**What you will do:** Quote the records below in full, exactly as given, with the images taken out.

************

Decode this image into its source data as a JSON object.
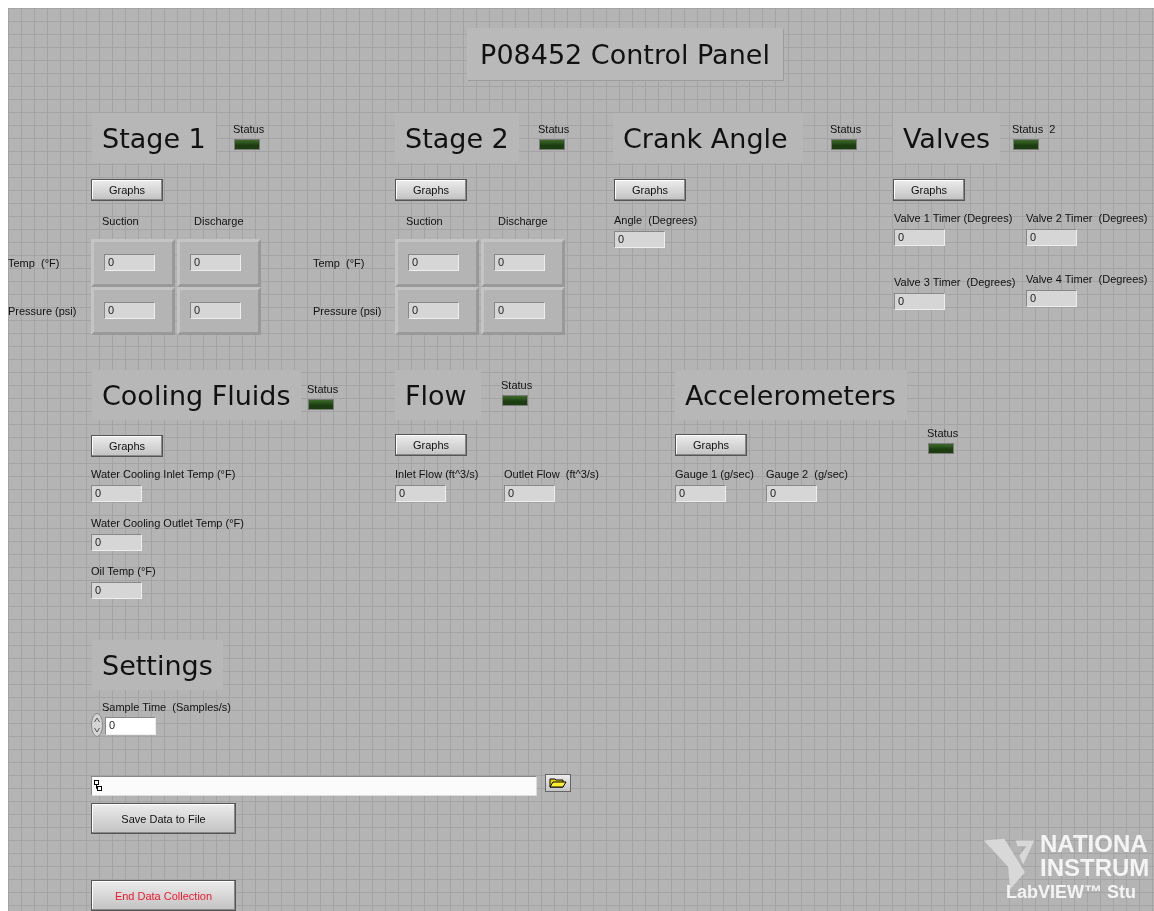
{
  "panel_title": "P08452 Control Panel",
  "sections": [
    {
      "kind": "table",
      "title": "Stage 1",
      "status": {
        "label": "Status",
        "on": false
      },
      "graphs_button": "Graphs",
      "columns": [
        "Suction",
        "Discharge"
      ],
      "rows": [
        {
          "label": "Temp  (°F)",
          "values": [
            "0",
            "0"
          ]
        },
        {
          "label": "Pressure (psi)",
          "values": [
            "0",
            "0"
          ]
        }
      ]
    },
    {
      "kind": "table",
      "title": "Stage 2",
      "status": {
        "label": "Status",
        "on": false
      },
      "graphs_button": "Graphs",
      "columns": [
        "Suction",
        "Discharge"
      ],
      "rows": [
        {
          "label": "Temp  (°F)",
          "values": [
            "0",
            "0"
          ]
        },
        {
          "label": "Pressure (psi)",
          "values": [
            "0",
            "0"
          ]
        }
      ]
    },
    {
      "kind": "fields",
      "title": "Crank Angle",
      "status": {
        "label": "Status",
        "on": false
      },
      "graphs_button": "Graphs",
      "fields": [
        {
          "label": "Angle  (Degrees)",
          "value": "0"
        }
      ]
    },
    {
      "kind": "fields",
      "title": "Valves",
      "status": {
        "label": "Status  2",
        "on": false
      },
      "graphs_button": "Graphs",
      "fields": [
        {
          "label": "Valve 1 Timer (Degrees)",
          "value": "0"
        },
        {
          "label": "Valve 2 Timer  (Degrees)",
          "value": "0"
        },
        {
          "label": "Valve 3 Timer  (Degrees)",
          "value": "0"
        },
        {
          "label": "Valve 4 Timer  (Degrees)",
          "value": "0"
        }
      ]
    },
    {
      "kind": "fields",
      "title": "Cooling Fluids",
      "status": {
        "label": "Status",
        "on": false
      },
      "graphs_button": "Graphs",
      "fields": [
        {
          "label": "Water Cooling Inlet Temp (°F)",
          "value": "0"
        },
        {
          "label": "Water Cooling Outlet Temp (°F)",
          "value": "0"
        },
        {
          "label": "Oil Temp (°F)",
          "value": "0"
        }
      ]
    },
    {
      "kind": "fields",
      "title": "Flow",
      "status": {
        "label": "Status",
        "on": false
      },
      "graphs_button": "Graphs",
      "fields": [
        {
          "label": "Inlet Flow (ft^3/s)",
          "value": "0"
        },
        {
          "label": "Outlet Flow  (ft^3/s)",
          "value": "0"
        }
      ]
    },
    {
      "kind": "fields",
      "title": "Accelerometers",
      "status": {
        "label": "Status",
        "on": false
      },
      "graphs_button": "Graphs",
      "fields": [
        {
          "label": "Gauge 1 (g/sec)",
          "value": "0"
        },
        {
          "label": "Gauge 2  (g/sec)",
          "value": "0"
        }
      ]
    }
  ],
  "settings": {
    "title": "Settings",
    "sample_time": {
      "label": "Sample Time  (Samples/s)",
      "value": "0"
    },
    "save_button": "Save Data to File",
    "end_button": "End Data Collection"
  },
  "logo": {
    "lines": [
      "NATIONA",
      "INSTRUM",
      "LabVIEW™ Stu"
    ]
  }
}
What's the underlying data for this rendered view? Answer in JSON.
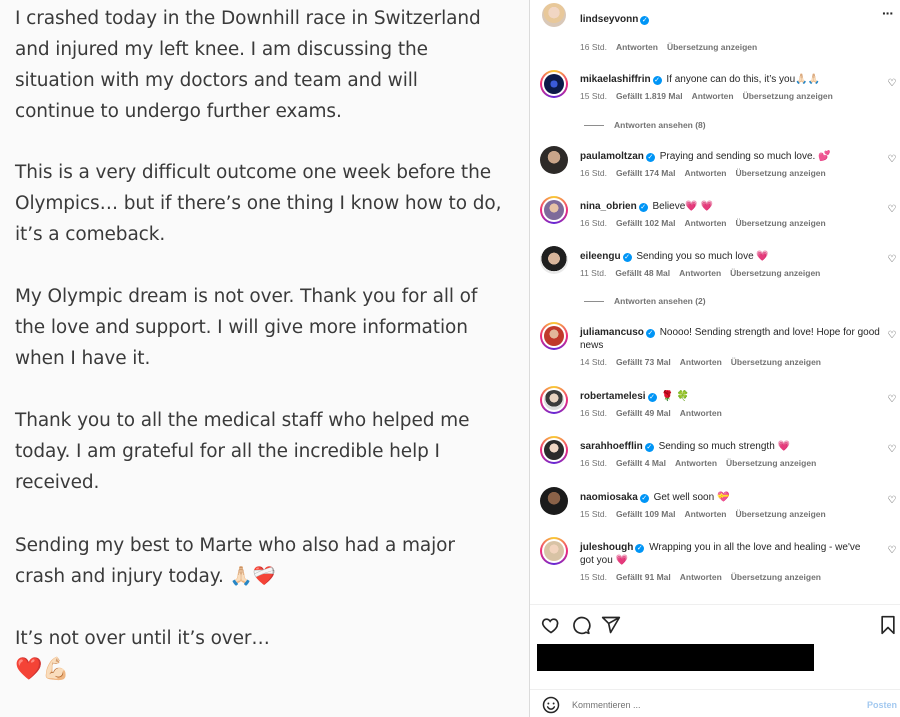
{
  "post": {
    "paragraphs": [
      [
        "I crashed today in the Downhill race in Switzerland",
        "and injured my left knee. I am discussing the",
        "situation with my doctors and team and will",
        "continue to undergo further exams."
      ],
      [
        "This is a very difficult outcome one week before the",
        "Olympics… but if there’s one thing I know how to do,",
        "it’s a comeback."
      ],
      [
        "My Olympic dream is not over. Thank you for all of",
        "the love and support. I will give more information",
        "when I have it."
      ],
      [
        "Thank you to all the medical staff who helped me",
        "today. I am grateful for all the incredible help I",
        "received."
      ],
      [
        "Sending my best to Marte who also had a major",
        "crash and injury today. 🙏🏻❤️‍🩹"
      ],
      [
        "It’s not over until it’s over…",
        "❤️💪🏻"
      ]
    ]
  },
  "header": {
    "username": "lindseyvonn",
    "more": "···"
  },
  "top_meta": {
    "time": "16 Std.",
    "reply": "Antworten",
    "translate": "Übersetzung anzeigen"
  },
  "comments": [
    {
      "user": "mikaelashiffrin",
      "text": "If anyone can do this, it’s you🙏🏻🙏🏻",
      "time": "15 Std.",
      "likes": "Gefällt 1.819 Mal",
      "reply": "Antworten",
      "translate": "Übersetzung anzeigen",
      "view_replies": "Antworten ansehen (8)"
    },
    {
      "user": "paulamoltzan",
      "text": "Praying and sending so much love. 💕",
      "time": "16 Std.",
      "likes": "Gefällt 174 Mal",
      "reply": "Antworten",
      "translate": "Übersetzung anzeigen"
    },
    {
      "user": "nina_obrien",
      "text": "Believe💗 💗",
      "time": "16 Std.",
      "likes": "Gefällt 102 Mal",
      "reply": "Antworten",
      "translate": "Übersetzung anzeigen"
    },
    {
      "user": "eileengu",
      "text": "Sending you so much love 💗",
      "time": "11 Std.",
      "likes": "Gefällt 48 Mal",
      "reply": "Antworten",
      "translate": "Übersetzung anzeigen",
      "view_replies": "Antworten ansehen (2)"
    },
    {
      "user": "juliamancuso",
      "text": "Noooo! Sending strength and love! Hope for good news",
      "time": "14 Std.",
      "likes": "Gefällt 73 Mal",
      "reply": "Antworten",
      "translate": "Übersetzung anzeigen"
    },
    {
      "user": "robertamelesi",
      "text": "🌹 🍀",
      "time": "16 Std.",
      "likes": "Gefällt 49 Mal",
      "reply": "Antworten",
      "translate": ""
    },
    {
      "user": "sarahhoefflin",
      "text": "Sending so much strength 💗",
      "time": "16 Std.",
      "likes": "Gefällt 4 Mal",
      "reply": "Antworten",
      "translate": "Übersetzung anzeigen"
    },
    {
      "user": "naomiosaka",
      "text": "Get well soon 💝",
      "time": "15 Std.",
      "likes": "Gefällt 109 Mal",
      "reply": "Antworten",
      "translate": "Übersetzung anzeigen"
    },
    {
      "user": "juleshough",
      "text": "Wrapping you in all the love and healing - we've got you 💗",
      "time": "15 Std.",
      "likes": "Gefällt 91 Mal",
      "reply": "Antworten",
      "translate": "Übersetzung anzeigen"
    }
  ],
  "composer": {
    "placeholder": "Kommentieren ...",
    "post": "Posten"
  },
  "colors": {
    "verified": "#0095f6",
    "muted": "#737373",
    "post_button": "#a3c9f0"
  }
}
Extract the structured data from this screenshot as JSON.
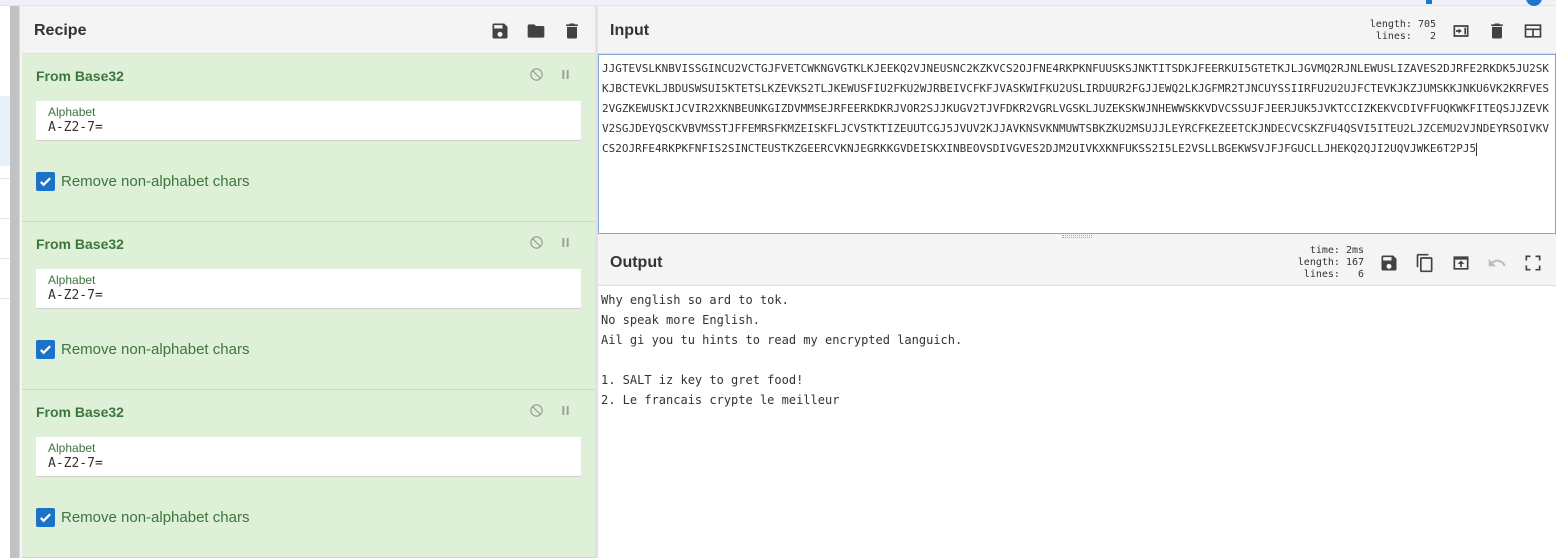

************

**Output:**
Decode this image into its source data as a JSON object.
{
  "panel_title": "P08452 Control Panel",
  "sections": [
    {
      "kind": "table",
      "title": "Stage 1",
      "status": {
        "label": "Status",
        "on": false
      },
      "graphs_button": "Graphs",
      "columns": [
        "Suction",
        "Discharge"
      ],
      "rows": [
        {
          "label": "Temp  (°F)",
          "values": [
            "0",
            "0"
          ]
        },
        {
          "label": "Pressure (psi)",
          "values": [
            "0",
            "0"
          ]
        }
      ]
    },
    {
      "kind": "table",
      "title": "Stage 2",
      "status": {
        "label": "Status",
        "on": false
      },
      "graphs_button": "Graphs",
      "columns": [
        "Suction",
        "Discharge"
      ],
      "rows": [
        {
          "label": "Temp  (°F)",
          "values": [
            "0",
            "0"
          ]
        },
        {
          "label": "Pressure (psi)",
          "values": [
            "0",
            "0"
          ]
        }
      ]
    },
    {
      "kind": "fields",
      "title": "Crank Angle",
      "status": {
        "label": "Status",
        "on": false
      },
      "graphs_button": "Graphs",
      "fields": [
        {
          "label": "Angle  (Degrees)",
          "value": "0"
        }
      ]
    },
    {
      "kind": "fields",
      "title": "Valves",
      "status": {
        "label": "Status  2",
        "on": false
      },
      "graphs_button": "Graphs",
      "fields": [
        {
          "label": "Valve 1 Timer (Degrees)",
          "value": "0"
        },
        {
          "label": "Valve 2 Timer  (Degrees)",
          "value": "0"
        },
        {
          "label": "Valve 3 Timer  (Degrees)",
          "value": "0"
        },
        {
          "label": "Valve 4 Timer  (Degrees)",
          "value": "0"
        }
      ]
    },
    {
      "kind": "fields",
      "title": "Cooling Fluids",
      "status": {
        "label": "Status",
        "on": false
      },
      "graphs_button": "Graphs",
      "fields": [
        {
          "label": "Water Cooling Inlet Temp (°F)",
          "value": "0"
        },
        {
          "label": "Water Cooling Outlet Temp (°F)",
          "value": "0"
        },
        {
          "label": "Oil Temp (°F)",
          "value": "0"
        }
      ]
    },
    {
      "kind": "fields",
      "title": "Flow",
      "status": {
        "label": "Status",
        "on": false
      },
      "graphs_button": "Graphs",
      "fields": [
        {
          "label": "Inlet Flow (ft^3/s)",
          "value": "0"
        },
        {
          "label": "Outlet Flow  (ft^3/s)",
          "value": "0"
        }
      ]
    },
    {
      "kind": "fields",
      "title": "Accelerometers",
      "status": {
        "label": "Status",
        "on": false
      },
      "graphs_button": "Graphs",
      "fields": [
        {
          "label": "Gauge 1 (g/sec)",
          "value": "0"
        },
        {
          "label": "Gauge 2  (g/sec)",
          "value": "0"
        }
      ]
    }
  ],
  "settings": {
    "title": "Settings",
    "sample_time": {
      "label": "Sample Time  (Samples/s)",
      "value": "0"
    },
    "save_button": "Save Data to File",
    "end_button": "End Data Collection"
  },
  "logo": {
    "lines": [
      "NATIONA",
      "INSTRUM",
      "LabVIEW™ Stu"
    ]
  }
}
What's the underlying data for this rendered view? Answer in JSON.
{
  "post": {
    "paragraphs": [
      [
        "I crashed today in the Downhill race in Switzerland",
        "and injured my left knee. I am discussing the",
        "situation with my doctors and team and will",
        "continue to undergo further exams."
      ],
      [
        "This is a very difficult outcome one week before the",
        "Olympics… but if there’s one thing I know how to do,",
        "it’s a comeback."
      ],
      [
        "My Olympic dream is not over. Thank you for all of",
        "the love and support. I will give more information",
        "when I have it."
      ],
      [
        "Thank you to all the medical staff who helped me",
        "today. I am grateful for all the incredible help I",
        "received."
      ],
      [
        "Sending my best to Marte who also had a major",
        "crash and injury today. 🙏🏻❤️‍🩹"
      ],
      [
        "It’s not over until it’s over…",
        "❤️💪🏻"
      ]
    ]
  },
  "header": {
    "username": "lindseyvonn",
    "more": "···"
  },
  "top_meta": {
    "time": "16 Std.",
    "reply": "Antworten",
    "translate": "Übersetzung anzeigen"
  },
  "comments": [
    {
      "user": "mikaelashiffrin",
      "text": "If anyone can do this, it’s you🙏🏻🙏🏻",
      "time": "15 Std.",
      "likes": "Gefällt 1.819 Mal",
      "reply": "Antworten",
      "translate": "Übersetzung anzeigen",
      "view_replies": "Antworten ansehen (8)"
    },
    {
      "user": "paulamoltzan",
      "text": "Praying and sending so much love. 💕",
      "time": "16 Std.",
      "likes": "Gefällt 174 Mal",
      "reply": "Antworten",
      "translate": "Übersetzung anzeigen"
    },
    {
      "user": "nina_obrien",
      "text": "Believe💗 💗",
      "time": "16 Std.",
      "likes": "Gefällt 102 Mal",
      "reply": "Antworten",
      "translate": "Übersetzung anzeigen"
    },
    {
      "user": "eileengu",
      "text": "Sending you so much love 💗",
      "time": "11 Std.",
      "likes": "Gefällt 48 Mal",
      "reply": "Antworten",
      "translate": "Übersetzung anzeigen",
      "view_replies": "Antworten ansehen (2)"
    },
    {
      "user": "juliamancuso",
      "text": "Noooo! Sending strength and love! Hope for good news",
      "time": "14 Std.",
      "likes": "Gefällt 73 Mal",
      "reply": "Antworten",
      "translate": "Übersetzung anzeigen"
    },
    {
      "user": "robertamelesi",
      "text": "🌹 🍀",
      "time": "16 Std.",
      "likes": "Gefällt 49 Mal",
      "reply": "Antworten",
      "translate": ""
    },
    {
      "user": "sarahhoefflin",
      "text": "Sending so much strength 💗",
      "time": "16 Std.",
      "likes": "Gefällt 4 Mal",
      "reply": "Antworten",
      "translate": "Übersetzung anzeigen"
    },
    {
      "user": "naomiosaka",
      "text": "Get well soon 💝",
      "time": "15 Std.",
      "likes": "Gefällt 109 Mal",
      "reply": "Antworten",
      "translate": "Übersetzung anzeigen"
    },
    {
      "user": "juleshough",
      "text": "Wrapping you in all the love and healing - we've got you 💗",
      "time": "15 Std.",
      "likes": "Gefällt 91 Mal",
      "reply": "Antworten",
      "translate": "Übersetzung anzeigen"
    }
  ],
  "composer": {
    "placeholder": "Kommentieren ...",
    "post": "Posten"
  },
  "colors": {
    "verified": "#0095f6",
    "muted": "#737373",
    "post_button": "#a3c9f0"
  }
}
Extract the structured data from this screenshot as JSON.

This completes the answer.